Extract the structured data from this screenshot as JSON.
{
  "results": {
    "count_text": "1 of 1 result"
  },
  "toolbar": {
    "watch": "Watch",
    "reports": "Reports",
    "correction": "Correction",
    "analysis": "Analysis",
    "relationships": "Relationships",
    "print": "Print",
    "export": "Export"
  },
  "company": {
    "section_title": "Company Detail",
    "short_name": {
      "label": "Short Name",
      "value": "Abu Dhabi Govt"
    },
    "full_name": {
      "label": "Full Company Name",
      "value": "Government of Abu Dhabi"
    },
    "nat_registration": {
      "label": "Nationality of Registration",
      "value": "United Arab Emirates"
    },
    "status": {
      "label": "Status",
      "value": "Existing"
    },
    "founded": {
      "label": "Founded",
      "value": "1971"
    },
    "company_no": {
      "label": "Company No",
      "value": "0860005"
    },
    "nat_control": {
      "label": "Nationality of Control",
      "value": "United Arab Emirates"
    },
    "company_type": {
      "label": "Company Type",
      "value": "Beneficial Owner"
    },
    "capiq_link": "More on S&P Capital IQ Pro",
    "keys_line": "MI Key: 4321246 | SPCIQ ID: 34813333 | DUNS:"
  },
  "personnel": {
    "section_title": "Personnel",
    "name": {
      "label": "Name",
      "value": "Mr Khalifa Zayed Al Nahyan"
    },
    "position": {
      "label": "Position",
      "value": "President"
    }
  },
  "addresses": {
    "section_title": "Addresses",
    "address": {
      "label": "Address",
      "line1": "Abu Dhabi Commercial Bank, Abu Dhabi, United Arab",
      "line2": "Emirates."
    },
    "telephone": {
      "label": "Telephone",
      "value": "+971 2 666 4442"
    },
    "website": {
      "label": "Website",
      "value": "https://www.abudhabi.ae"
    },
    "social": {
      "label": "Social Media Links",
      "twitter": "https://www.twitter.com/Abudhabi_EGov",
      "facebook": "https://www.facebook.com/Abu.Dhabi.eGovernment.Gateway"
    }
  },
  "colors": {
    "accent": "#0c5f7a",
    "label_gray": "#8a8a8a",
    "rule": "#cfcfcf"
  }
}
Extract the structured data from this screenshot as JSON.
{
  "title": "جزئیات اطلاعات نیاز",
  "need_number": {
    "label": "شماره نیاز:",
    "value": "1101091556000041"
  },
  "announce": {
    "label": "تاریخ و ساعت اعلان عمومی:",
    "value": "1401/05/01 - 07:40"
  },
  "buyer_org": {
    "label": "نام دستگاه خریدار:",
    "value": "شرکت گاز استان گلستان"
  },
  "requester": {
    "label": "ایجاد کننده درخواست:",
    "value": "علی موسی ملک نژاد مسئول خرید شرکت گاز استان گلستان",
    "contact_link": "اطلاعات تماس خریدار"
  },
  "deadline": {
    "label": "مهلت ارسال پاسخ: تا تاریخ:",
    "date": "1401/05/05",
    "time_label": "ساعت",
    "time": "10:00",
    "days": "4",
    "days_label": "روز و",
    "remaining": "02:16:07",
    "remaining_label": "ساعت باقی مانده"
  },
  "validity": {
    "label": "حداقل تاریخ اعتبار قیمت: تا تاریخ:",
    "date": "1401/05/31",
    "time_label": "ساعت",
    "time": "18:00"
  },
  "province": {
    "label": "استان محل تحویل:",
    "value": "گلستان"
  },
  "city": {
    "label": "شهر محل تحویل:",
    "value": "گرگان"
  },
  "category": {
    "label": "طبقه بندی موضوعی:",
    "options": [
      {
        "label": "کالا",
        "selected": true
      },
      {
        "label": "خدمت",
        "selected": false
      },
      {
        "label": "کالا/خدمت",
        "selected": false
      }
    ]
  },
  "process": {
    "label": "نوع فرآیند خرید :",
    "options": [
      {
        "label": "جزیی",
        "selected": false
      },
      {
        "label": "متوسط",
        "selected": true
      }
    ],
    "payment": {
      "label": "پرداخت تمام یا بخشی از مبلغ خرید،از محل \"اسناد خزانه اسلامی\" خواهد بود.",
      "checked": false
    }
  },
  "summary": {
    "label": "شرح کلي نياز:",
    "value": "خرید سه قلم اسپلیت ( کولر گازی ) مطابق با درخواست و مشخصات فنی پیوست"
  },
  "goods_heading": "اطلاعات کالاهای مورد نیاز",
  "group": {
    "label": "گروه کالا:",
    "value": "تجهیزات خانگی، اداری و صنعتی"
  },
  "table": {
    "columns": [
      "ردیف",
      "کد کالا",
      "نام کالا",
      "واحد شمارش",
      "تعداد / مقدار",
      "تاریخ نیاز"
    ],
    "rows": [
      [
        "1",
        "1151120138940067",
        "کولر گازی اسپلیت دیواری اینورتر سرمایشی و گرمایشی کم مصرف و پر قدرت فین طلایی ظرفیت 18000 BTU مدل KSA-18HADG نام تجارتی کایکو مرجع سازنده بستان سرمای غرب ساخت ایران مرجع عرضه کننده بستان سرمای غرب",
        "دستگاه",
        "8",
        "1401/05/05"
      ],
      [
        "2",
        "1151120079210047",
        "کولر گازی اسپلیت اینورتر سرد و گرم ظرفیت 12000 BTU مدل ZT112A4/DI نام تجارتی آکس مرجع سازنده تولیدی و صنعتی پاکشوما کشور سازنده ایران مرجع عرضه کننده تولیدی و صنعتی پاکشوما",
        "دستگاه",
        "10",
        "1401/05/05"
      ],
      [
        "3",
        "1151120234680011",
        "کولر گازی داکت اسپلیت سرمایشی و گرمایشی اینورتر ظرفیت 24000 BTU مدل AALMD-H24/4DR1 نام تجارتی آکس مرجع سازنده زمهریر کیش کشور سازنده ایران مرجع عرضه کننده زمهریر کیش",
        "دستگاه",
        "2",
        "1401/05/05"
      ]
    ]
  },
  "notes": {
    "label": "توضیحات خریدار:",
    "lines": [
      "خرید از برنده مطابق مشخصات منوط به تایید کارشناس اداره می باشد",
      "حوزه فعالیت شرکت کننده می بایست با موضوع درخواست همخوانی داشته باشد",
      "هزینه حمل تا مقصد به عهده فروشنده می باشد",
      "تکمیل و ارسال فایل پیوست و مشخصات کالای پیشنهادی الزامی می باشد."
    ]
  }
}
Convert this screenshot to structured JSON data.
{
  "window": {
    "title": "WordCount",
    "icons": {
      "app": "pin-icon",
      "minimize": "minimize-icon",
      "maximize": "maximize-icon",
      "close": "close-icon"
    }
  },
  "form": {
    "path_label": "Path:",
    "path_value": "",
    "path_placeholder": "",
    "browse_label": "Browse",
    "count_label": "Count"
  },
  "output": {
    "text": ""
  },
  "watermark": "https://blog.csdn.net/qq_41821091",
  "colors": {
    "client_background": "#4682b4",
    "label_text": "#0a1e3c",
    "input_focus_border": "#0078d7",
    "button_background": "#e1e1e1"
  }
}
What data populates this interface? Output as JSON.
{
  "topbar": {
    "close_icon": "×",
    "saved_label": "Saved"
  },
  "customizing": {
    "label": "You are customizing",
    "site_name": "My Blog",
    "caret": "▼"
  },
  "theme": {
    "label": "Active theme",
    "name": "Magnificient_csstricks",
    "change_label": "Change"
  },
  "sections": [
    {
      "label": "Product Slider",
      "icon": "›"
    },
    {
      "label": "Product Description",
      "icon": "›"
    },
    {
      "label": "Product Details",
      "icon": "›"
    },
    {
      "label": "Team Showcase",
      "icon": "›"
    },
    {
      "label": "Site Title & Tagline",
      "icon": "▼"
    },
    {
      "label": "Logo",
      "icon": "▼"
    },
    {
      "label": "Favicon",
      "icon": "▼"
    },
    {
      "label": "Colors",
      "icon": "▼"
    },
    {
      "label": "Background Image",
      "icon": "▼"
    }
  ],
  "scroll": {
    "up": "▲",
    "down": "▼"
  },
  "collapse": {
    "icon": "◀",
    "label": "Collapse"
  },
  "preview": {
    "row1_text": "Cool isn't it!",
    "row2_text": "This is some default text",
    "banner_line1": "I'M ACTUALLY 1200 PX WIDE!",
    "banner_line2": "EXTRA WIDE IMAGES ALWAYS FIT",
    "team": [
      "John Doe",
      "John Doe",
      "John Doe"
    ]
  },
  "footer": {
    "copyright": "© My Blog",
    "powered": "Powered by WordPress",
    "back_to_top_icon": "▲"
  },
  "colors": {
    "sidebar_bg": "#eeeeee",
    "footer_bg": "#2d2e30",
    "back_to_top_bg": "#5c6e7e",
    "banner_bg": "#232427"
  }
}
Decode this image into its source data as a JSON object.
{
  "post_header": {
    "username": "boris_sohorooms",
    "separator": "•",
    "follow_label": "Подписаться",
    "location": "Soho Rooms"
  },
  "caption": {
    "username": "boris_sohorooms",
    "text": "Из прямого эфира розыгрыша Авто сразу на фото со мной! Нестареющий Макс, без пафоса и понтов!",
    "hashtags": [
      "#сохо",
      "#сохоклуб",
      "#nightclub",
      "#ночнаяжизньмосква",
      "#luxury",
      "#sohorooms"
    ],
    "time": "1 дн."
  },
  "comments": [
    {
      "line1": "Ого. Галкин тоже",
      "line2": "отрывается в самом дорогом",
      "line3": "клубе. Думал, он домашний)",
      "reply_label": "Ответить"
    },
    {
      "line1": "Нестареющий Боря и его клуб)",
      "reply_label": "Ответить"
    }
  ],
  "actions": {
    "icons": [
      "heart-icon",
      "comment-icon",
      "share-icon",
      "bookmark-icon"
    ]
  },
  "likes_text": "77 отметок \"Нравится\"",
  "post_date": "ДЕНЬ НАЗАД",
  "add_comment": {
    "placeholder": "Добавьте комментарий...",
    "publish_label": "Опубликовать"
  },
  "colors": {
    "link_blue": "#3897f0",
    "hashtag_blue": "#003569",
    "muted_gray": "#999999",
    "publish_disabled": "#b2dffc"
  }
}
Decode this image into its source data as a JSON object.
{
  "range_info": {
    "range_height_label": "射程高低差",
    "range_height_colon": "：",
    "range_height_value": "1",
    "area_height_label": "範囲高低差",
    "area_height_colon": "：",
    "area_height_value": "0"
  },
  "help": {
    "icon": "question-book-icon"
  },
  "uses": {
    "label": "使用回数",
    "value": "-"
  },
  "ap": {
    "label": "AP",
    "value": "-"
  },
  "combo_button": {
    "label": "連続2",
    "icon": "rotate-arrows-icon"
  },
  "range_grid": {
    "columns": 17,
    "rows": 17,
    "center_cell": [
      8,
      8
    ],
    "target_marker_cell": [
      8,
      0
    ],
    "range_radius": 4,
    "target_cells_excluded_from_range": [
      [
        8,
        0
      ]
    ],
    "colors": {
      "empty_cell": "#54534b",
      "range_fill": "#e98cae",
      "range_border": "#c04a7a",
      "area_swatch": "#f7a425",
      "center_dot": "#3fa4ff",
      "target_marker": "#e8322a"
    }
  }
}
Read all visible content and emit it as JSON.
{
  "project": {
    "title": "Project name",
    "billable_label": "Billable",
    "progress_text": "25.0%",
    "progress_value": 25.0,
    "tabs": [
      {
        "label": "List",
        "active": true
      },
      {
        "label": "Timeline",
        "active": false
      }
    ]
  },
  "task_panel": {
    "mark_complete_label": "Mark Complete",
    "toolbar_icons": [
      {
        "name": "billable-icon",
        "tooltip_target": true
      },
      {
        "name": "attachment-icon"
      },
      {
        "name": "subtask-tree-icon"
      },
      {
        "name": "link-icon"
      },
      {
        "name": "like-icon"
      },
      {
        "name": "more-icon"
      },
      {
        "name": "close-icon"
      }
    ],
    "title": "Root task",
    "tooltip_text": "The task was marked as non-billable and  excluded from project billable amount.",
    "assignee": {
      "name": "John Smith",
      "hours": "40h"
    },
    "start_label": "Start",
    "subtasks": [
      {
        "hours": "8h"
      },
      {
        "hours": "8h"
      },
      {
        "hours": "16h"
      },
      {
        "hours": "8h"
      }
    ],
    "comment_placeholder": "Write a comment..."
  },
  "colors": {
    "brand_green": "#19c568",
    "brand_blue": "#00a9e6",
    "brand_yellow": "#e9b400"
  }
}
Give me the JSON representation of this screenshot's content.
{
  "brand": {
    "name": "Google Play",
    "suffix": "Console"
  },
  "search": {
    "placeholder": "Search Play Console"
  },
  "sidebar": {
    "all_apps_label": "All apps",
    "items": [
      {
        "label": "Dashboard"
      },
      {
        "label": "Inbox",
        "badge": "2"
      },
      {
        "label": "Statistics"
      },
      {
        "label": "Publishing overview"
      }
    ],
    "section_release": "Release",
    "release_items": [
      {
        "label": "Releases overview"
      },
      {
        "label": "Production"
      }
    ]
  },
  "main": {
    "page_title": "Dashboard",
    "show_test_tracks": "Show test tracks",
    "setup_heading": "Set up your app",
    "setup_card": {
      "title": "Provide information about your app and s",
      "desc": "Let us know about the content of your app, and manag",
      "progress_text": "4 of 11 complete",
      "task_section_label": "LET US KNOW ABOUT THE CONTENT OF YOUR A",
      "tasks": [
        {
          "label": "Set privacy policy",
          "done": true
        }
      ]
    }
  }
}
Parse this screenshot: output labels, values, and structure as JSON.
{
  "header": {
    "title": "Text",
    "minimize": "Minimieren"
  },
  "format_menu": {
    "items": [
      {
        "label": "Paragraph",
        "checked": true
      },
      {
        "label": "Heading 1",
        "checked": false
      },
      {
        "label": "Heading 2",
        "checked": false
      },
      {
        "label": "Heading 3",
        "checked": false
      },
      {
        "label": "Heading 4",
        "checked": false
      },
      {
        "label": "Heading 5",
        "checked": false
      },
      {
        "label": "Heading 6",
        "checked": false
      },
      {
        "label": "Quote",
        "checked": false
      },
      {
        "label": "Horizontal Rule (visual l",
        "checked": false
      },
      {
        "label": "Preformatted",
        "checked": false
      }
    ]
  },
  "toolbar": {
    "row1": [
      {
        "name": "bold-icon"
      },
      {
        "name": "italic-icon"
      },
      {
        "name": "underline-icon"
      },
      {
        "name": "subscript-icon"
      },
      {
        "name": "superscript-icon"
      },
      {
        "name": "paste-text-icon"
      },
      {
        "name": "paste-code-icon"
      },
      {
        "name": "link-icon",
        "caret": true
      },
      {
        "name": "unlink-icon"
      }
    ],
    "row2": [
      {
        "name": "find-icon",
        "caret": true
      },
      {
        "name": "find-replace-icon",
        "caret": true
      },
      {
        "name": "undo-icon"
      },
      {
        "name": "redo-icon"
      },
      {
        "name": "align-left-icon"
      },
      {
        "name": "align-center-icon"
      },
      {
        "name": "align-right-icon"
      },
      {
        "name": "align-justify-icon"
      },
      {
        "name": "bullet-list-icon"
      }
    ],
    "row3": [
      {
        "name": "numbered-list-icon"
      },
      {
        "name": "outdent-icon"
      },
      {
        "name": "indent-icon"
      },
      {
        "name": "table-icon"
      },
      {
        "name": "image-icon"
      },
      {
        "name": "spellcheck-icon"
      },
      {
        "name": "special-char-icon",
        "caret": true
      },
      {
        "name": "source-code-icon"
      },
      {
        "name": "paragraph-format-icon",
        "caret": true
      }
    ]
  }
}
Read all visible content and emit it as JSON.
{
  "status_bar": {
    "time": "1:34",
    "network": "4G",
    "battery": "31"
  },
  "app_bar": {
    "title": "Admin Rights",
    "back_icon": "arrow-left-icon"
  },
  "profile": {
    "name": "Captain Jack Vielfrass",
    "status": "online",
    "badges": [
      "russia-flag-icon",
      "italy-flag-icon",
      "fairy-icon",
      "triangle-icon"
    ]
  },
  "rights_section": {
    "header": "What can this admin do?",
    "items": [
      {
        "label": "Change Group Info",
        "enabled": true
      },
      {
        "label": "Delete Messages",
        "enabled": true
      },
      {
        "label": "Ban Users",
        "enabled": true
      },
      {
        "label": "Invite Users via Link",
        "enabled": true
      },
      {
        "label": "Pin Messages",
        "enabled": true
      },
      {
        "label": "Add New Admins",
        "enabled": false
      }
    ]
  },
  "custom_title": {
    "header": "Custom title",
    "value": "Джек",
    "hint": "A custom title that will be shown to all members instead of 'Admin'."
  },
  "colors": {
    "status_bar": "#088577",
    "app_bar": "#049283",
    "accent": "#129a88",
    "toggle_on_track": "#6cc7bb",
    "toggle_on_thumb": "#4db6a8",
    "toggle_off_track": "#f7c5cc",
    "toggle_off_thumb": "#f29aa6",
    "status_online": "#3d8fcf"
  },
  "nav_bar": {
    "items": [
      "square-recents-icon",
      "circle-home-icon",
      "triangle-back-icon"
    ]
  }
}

============================================================

**Exercise directions:** Select every line of the records holding the string "تجارتی".

**Exercise response:**
        "کولر گازی اسپلیت دیواری اینورتر سرمایشی و گرمایشی کم مصرف و پر قدرت فین طلایی ظرفیت 18000 BTU مدل KSA-18HADG نام تجارتی کایکو مرجع سازنده بستان سرمای غرب ساخت ایران مرجع عرضه کننده بستان سرمای غرب",
        "کولر گازی اسپلیت اینورتر سرد و گرم ظرفیت 12000 BTU مدل ZT112A4/DI نام تجارتی آکس مرجع سازنده تولیدی و صنعتی پاکشوما کشور سازنده ایران مرجع عرضه کننده تولیدی و صنعتی پاکشوما",
        "کولر گازی داکت اسپلیت سرمایشی و گرمایشی اینورتر ظرفیت 24000 BTU مدل AALMD-H24/4DR1 نام تجارتی آکس مرجع سازنده زمهریر کیش کشور سازنده ایران مرجع عرضه کننده زمهریر کیش",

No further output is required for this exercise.